*DIRECTIONS*: For each line in the data that includes "with", make a copy.

╭─ DATASET RECORDS

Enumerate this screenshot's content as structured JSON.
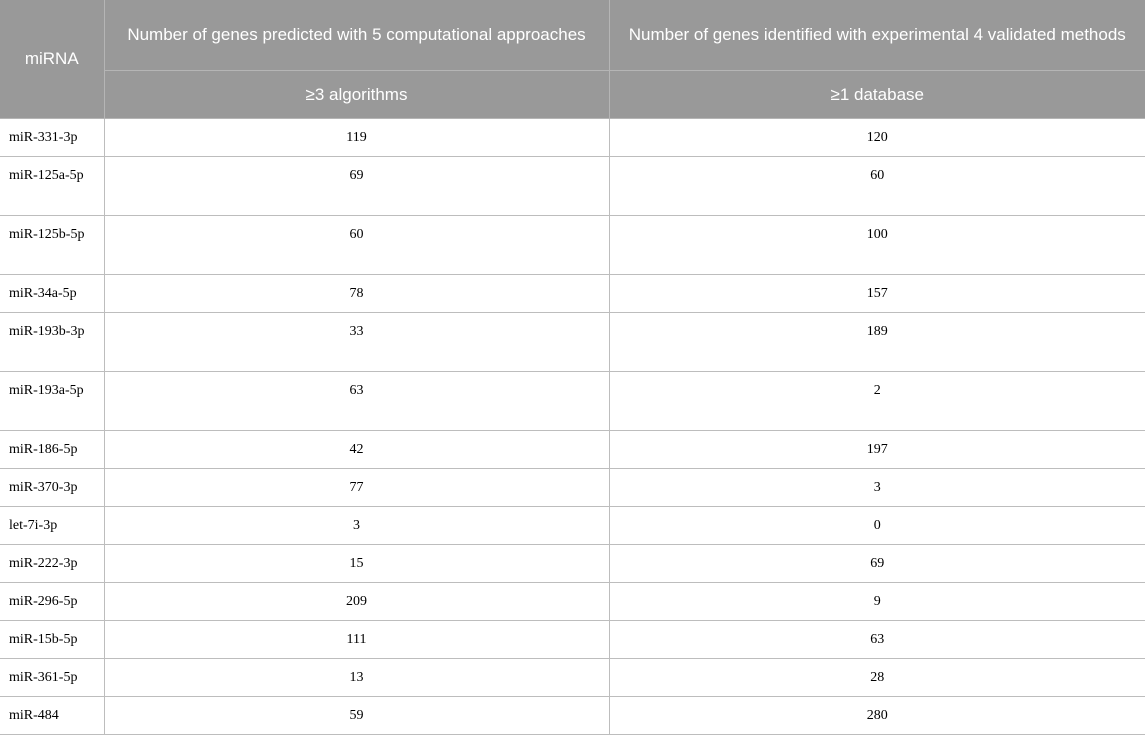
{
  "header": {
    "mirna": "miRNA",
    "computational": "Number of genes predicted with 5 computational approaches",
    "experimental": "Number of genes identified with experimental 4 validated methods",
    "algorithms": "≥3 algorithms",
    "database": "≥1 database"
  },
  "rows": [
    {
      "mirna": "miR-331-3p",
      "predicted": "119",
      "identified": "120"
    },
    {
      "mirna": "miR-125a-5p",
      "predicted": "69",
      "identified": "60"
    },
    {
      "mirna": "miR-125b-5p",
      "predicted": "60",
      "identified": "100"
    },
    {
      "mirna": "miR-34a-5p",
      "predicted": "78",
      "identified": "157"
    },
    {
      "mirna": "miR-193b-3p",
      "predicted": "33",
      "identified": "189"
    },
    {
      "mirna": "miR-193a-5p",
      "predicted": "63",
      "identified": "2"
    },
    {
      "mirna": "miR-186-5p",
      "predicted": "42",
      "identified": "197"
    },
    {
      "mirna": "miR-370-3p",
      "predicted": "77",
      "identified": "3"
    },
    {
      "mirna": "let-7i-3p",
      "predicted": "3",
      "identified": "0"
    },
    {
      "mirna": "miR-222-3p",
      "predicted": "15",
      "identified": "69"
    },
    {
      "mirna": "miR-296-5p",
      "predicted": "209",
      "identified": "9"
    },
    {
      "mirna": "miR-15b-5p",
      "predicted": "111",
      "identified": "63"
    },
    {
      "mirna": "miR-361-5p",
      "predicted": "13",
      "identified": "28"
    },
    {
      "mirna": "miR-484",
      "predicted": "59",
      "identified": "280"
    }
  ]
}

╰─

*EXERCISE RESULT*:
    "computational": "Number of genes predicted with 5 computational approaches",
    "experimental": "Number of genes identified with experimental 4 validated methods",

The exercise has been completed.